Copy each line holding the string "name".
# start of RECORDS SHOWN
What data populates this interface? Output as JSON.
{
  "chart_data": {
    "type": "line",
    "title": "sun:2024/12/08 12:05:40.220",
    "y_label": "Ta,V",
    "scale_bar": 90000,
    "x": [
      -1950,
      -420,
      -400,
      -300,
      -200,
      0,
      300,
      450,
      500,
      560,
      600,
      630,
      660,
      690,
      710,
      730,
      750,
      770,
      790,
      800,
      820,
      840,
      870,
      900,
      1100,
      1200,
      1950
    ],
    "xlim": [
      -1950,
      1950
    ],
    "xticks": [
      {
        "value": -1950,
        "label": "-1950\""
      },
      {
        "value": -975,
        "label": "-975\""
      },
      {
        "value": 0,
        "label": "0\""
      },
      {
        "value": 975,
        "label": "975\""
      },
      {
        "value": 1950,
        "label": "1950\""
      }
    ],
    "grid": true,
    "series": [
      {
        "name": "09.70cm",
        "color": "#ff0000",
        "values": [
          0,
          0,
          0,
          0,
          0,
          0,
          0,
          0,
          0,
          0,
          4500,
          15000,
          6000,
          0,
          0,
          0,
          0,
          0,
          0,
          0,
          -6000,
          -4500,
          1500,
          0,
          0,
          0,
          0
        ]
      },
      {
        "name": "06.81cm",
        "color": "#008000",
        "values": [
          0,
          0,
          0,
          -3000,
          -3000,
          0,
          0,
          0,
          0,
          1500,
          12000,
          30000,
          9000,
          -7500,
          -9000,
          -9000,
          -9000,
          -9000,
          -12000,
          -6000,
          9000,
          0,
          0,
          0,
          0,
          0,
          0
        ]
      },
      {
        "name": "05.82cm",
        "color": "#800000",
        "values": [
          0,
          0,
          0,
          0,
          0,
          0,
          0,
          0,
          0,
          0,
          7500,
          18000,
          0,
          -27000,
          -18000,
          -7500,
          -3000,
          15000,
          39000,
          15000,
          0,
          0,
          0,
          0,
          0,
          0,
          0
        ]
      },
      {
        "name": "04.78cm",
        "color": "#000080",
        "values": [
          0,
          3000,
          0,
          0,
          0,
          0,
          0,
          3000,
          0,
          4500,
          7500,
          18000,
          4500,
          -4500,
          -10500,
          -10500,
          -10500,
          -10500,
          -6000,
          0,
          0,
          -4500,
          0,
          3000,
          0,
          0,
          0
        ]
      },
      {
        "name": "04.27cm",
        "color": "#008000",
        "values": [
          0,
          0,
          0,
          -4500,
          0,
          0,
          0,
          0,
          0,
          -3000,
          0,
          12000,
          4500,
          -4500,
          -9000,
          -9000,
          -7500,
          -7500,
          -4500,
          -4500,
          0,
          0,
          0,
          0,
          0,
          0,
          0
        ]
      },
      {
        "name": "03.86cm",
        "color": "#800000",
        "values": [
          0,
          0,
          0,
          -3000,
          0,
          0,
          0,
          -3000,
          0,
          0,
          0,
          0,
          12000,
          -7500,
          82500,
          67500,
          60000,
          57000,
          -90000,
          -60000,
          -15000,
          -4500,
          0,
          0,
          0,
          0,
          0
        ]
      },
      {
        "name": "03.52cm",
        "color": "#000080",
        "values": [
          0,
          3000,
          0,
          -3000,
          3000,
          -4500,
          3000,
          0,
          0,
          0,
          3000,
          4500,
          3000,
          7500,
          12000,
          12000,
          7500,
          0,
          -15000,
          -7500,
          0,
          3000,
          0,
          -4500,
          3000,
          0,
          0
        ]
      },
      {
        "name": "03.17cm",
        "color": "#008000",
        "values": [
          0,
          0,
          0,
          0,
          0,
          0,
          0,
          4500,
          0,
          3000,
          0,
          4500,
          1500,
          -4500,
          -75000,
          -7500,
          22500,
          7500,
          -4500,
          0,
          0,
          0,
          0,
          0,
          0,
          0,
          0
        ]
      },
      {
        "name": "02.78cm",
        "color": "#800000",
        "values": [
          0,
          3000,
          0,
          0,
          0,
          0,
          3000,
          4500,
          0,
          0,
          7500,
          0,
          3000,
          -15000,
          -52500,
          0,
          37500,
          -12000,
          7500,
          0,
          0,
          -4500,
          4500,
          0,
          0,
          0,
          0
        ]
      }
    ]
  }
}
# end of RECORDS SHOWN
THE RESULT:
        "name": "09.70cm",
        "name": "06.81cm",
        "name": "05.82cm",
        "name": "04.78cm",
        "name": "04.27cm",
        "name": "03.86cm",
        "name": "03.52cm",
        "name": "03.17cm",
        "name": "02.78cm",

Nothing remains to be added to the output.